### Excerpted data
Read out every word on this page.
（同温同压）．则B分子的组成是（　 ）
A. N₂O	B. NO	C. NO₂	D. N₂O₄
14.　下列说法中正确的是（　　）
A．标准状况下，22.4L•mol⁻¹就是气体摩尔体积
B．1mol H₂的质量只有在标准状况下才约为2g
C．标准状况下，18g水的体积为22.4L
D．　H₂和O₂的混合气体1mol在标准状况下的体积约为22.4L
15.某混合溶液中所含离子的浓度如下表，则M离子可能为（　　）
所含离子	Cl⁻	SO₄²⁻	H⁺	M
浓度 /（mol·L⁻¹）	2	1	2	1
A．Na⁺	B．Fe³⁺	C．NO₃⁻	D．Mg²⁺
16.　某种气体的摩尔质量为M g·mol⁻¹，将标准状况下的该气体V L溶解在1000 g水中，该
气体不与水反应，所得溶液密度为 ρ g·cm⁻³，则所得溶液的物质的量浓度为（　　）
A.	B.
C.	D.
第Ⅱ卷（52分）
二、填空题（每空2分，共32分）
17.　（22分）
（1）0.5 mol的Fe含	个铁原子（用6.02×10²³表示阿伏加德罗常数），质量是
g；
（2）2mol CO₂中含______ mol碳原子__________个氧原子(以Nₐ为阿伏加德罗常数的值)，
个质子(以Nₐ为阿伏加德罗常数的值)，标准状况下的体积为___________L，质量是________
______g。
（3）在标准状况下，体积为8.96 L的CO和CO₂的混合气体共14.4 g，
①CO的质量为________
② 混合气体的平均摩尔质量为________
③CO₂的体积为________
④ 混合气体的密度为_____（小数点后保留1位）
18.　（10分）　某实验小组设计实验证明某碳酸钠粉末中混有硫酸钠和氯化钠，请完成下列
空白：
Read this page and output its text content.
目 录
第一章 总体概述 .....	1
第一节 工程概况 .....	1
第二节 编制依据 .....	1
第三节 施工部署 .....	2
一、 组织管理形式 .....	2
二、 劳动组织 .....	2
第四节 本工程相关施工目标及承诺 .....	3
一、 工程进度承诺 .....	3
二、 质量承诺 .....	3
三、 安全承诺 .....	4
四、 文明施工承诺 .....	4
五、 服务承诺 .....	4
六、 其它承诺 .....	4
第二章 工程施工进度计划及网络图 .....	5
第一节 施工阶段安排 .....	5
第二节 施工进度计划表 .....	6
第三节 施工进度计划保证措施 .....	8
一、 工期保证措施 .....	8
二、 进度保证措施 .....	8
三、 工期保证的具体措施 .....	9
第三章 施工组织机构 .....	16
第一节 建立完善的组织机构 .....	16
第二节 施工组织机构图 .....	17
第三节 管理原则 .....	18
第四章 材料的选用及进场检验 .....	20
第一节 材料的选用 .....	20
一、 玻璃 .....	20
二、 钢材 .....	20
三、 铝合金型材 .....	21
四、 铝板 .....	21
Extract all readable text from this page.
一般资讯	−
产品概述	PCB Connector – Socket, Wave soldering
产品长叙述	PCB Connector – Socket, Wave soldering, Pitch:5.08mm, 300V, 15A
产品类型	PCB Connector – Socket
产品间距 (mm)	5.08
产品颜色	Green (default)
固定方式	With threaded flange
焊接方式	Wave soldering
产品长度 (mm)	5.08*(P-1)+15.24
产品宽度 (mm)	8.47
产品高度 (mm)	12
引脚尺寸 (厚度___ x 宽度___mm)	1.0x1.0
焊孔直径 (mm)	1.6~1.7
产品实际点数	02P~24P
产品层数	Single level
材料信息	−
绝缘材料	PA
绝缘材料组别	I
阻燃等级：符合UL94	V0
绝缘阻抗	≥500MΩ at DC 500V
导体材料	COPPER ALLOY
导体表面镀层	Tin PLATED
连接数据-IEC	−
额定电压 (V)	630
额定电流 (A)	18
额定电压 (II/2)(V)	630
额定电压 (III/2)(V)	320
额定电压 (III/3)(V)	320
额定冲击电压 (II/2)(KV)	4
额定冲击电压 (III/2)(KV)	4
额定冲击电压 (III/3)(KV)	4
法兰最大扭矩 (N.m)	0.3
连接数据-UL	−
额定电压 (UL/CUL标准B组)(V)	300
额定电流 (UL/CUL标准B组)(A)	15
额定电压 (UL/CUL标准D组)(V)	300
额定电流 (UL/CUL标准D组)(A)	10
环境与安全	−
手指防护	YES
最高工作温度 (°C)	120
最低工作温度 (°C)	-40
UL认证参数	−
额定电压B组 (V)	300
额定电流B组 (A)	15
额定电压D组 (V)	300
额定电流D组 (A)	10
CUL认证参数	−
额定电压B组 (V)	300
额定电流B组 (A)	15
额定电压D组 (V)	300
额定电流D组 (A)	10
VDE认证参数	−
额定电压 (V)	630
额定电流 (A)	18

### Problem description
Which lines include the word "以Nₐ为阿伏加德罗常数的值"? List them all.

### Solution below
（2）2mol CO₂中含______ mol碳原子__________个氧原子(以Nₐ为阿伏加德罗常数的值)，
个质子(以Nₐ为阿伏加德罗常数的值)，标准状况下的体积为___________L，质量是________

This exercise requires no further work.